-- start of Task inputs --
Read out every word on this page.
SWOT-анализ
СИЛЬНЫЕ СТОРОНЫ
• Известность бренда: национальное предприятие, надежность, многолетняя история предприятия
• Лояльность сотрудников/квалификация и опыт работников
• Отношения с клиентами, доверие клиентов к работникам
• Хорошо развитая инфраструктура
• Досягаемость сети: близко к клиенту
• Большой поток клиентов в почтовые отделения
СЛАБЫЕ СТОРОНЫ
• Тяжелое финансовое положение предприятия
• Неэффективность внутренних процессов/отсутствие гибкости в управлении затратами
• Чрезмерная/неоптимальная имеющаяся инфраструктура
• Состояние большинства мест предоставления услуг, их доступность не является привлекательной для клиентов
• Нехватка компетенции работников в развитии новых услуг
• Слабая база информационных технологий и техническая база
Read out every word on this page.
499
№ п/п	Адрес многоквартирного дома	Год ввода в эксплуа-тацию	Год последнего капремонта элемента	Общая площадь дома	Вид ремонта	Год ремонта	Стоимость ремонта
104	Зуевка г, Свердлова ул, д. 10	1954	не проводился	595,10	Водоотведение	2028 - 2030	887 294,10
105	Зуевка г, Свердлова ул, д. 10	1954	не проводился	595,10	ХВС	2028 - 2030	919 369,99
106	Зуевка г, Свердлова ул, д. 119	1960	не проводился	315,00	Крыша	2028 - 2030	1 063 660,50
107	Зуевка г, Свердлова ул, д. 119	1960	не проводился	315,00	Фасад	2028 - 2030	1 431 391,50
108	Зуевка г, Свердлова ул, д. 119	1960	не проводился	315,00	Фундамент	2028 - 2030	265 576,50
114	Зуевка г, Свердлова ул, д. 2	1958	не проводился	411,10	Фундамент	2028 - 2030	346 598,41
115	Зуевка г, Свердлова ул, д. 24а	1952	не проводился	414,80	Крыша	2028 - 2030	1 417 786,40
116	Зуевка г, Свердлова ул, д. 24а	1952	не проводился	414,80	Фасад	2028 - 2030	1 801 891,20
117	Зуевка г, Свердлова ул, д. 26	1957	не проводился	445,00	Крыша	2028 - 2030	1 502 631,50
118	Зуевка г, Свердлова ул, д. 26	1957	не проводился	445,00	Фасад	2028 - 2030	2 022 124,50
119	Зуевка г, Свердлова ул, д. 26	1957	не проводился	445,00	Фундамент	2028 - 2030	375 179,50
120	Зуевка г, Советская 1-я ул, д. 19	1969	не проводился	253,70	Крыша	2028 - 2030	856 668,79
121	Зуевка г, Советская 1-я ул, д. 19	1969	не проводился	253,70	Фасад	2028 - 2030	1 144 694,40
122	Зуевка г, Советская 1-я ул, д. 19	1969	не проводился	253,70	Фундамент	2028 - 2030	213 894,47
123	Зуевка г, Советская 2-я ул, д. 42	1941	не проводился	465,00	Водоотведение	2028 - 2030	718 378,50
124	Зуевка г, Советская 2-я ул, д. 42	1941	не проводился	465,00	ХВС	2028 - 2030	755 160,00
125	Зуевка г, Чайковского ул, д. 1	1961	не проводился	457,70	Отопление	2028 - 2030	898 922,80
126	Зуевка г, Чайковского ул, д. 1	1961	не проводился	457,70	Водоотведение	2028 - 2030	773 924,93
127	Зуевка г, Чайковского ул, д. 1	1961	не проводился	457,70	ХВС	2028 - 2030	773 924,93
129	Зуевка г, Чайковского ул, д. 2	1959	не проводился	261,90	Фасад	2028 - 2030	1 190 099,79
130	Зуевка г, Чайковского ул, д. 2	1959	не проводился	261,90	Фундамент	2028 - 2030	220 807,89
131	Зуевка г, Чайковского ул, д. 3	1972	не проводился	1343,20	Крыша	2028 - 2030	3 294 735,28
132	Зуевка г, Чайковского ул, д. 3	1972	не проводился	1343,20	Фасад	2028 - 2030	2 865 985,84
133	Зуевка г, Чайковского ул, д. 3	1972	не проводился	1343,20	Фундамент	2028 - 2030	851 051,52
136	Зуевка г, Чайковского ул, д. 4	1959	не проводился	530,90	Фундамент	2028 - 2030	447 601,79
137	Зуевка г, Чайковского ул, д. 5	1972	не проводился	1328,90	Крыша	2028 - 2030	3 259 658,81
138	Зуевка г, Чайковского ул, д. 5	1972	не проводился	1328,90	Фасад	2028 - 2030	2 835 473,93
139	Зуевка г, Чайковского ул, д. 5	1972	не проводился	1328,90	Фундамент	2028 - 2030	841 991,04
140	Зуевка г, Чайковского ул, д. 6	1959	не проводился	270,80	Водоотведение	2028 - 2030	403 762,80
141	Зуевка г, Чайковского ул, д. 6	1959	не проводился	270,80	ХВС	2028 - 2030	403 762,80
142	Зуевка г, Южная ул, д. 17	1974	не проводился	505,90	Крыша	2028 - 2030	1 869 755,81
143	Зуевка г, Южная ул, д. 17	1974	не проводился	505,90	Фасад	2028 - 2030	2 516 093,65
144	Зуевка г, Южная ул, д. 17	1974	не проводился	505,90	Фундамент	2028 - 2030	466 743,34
-- end of Task inputs --
Your objective: Reproduce all the data word for word.

Output for this exercise:
Read out every word on this page.
SWOT-анализ
СИЛЬНЫЕ СТОРОНЫ
• Известность бренда: национальное предприятие, надежность, многолетняя история предприятия
• Лояльность сотрудников/квалификация и опыт работников
• Отношения с клиентами, доверие клиентов к работникам
• Хорошо развитая инфраструктура
• Досягаемость сети: близко к клиенту
• Большой поток клиентов в почтовые отделения
СЛАБЫЕ СТОРОНЫ
• Тяжелое финансовое положение предприятия
• Неэффективность внутренних процессов/отсутствие гибкости в управлении затратами
• Чрезмерная/неоптимальная имеющаяся инфраструктура
• Состояние большинства мест предоставления услуг, их доступность не является привлекательной для клиентов
• Нехватка компетенции работников в развитии новых услуг
• Слабая база информационных технологий и техническая база
Read out every word on this page.
499
№ п/п	Адрес многоквартирного дома	Год ввода в эксплуа-тацию	Год последнего капремонта элемента	Общая площадь дома	Вид ремонта	Год ремонта	Стоимость ремонта
104	Зуевка г, Свердлова ул, д. 10	1954	не проводился	595,10	Водоотведение	2028 - 2030	887 294,10
105	Зуевка г, Свердлова ул, д. 10	1954	не проводился	595,10	ХВС	2028 - 2030	919 369,99
106	Зуевка г, Свердлова ул, д. 119	1960	не проводился	315,00	Крыша	2028 - 2030	1 063 660,50
107	Зуевка г, Свердлова ул, д. 119	1960	не проводился	315,00	Фасад	2028 - 2030	1 431 391,50
108	Зуевка г, Свердлова ул, д. 119	1960	не проводился	315,00	Фундамент	2028 - 2030	265 576,50
114	Зуевка г, Свердлова ул, д. 2	1958	не проводился	411,10	Фундамент	2028 - 2030	346 598,41
115	Зуевка г, Свердлова ул, д. 24а	1952	не проводился	414,80	Крыша	2028 - 2030	1 417 786,40
116	Зуевка г, Свердлова ул, д. 24а	1952	не проводился	414,80	Фасад	2028 - 2030	1 801 891,20
117	Зуевка г, Свердлова ул, д. 26	1957	не проводился	445,00	Крыша	2028 - 2030	1 502 631,50
118	Зуевка г, Свердлова ул, д. 26	1957	не проводился	445,00	Фасад	2028 - 2030	2 022 124,50
119	Зуевка г, Свердлова ул, д. 26	1957	не проводился	445,00	Фундамент	2028 - 2030	375 179,50
120	Зуевка г, Советская 1-я ул, д. 19	1969	не проводился	253,70	Крыша	2028 - 2030	856 668,79
121	Зуевка г, Советская 1-я ул, д. 19	1969	не проводился	253,70	Фасад	2028 - 2030	1 144 694,40
122	Зуевка г, Советская 1-я ул, д. 19	1969	не проводился	253,70	Фундамент	2028 - 2030	213 894,47
123	Зуевка г, Советская 2-я ул, д. 42	1941	не проводился	465,00	Водоотведение	2028 - 2030	718 378,50
124	Зуевка г, Советская 2-я ул, д. 42	1941	не проводился	465,00	ХВС	2028 - 2030	755 160,00
125	Зуевка г, Чайковского ул, д. 1	1961	не проводился	457,70	Отопление	2028 - 2030	898 922,80
126	Зуевка г, Чайковского ул, д. 1	1961	не проводился	457,70	Водоотведение	2028 - 2030	773 924,93
127	Зуевка г, Чайковского ул, д. 1	1961	не проводился	457,70	ХВС	2028 - 2030	773 924,93
129	Зуевка г, Чайковского ул, д. 2	1959	не проводился	261,90	Фасад	2028 - 2030	1 190 099,79
130	Зуевка г, Чайковского ул, д. 2	1959	не проводился	261,90	Фундамент	2028 - 2030	220 807,89
131	Зуевка г, Чайковского ул, д. 3	1972	не проводился	1343,20	Крыша	2028 - 2030	3 294 735,28
132	Зуевка г, Чайковского ул, д. 3	1972	не проводился	1343,20	Фасад	2028 - 2030	2 865 985,84
133	Зуевка г, Чайковского ул, д. 3	1972	не проводился	1343,20	Фундамент	2028 - 2030	851 051,52
136	Зуевка г, Чайковского ул, д. 4	1959	не проводился	530,90	Фундамент	2028 - 2030	447 601,79
137	Зуевка г, Чайковского ул, д. 5	1972	не проводился	1328,90	Крыша	2028 - 2030	3 259 658,81
138	Зуевка г, Чайковского ул, д. 5	1972	не проводился	1328,90	Фасад	2028 - 2030	2 835 473,93
139	Зуевка г, Чайковского ул, д. 5	1972	не проводился	1328,90	Фундамент	2028 - 2030	841 991,04
140	Зуевка г, Чайковского ул, д. 6	1959	не проводился	270,80	Водоотведение	2028 - 2030	403 762,80
141	Зуевка г, Чайковского ул, д. 6	1959	не проводился	270,80	ХВС	2028 - 2030	403 762,80
142	Зуевка г, Южная ул, д. 17	1974	не проводился	505,90	Крыша	2028 - 2030	1 869 755,81
143	Зуевка г, Южная ул, д. 17	1974	не проводился	505,90	Фасад	2028 - 2030	2 516 093,65
144	Зуевка г, Южная ул, д. 17	1974	не проводился	505,90	Фундамент	2028 - 2030	466 743,34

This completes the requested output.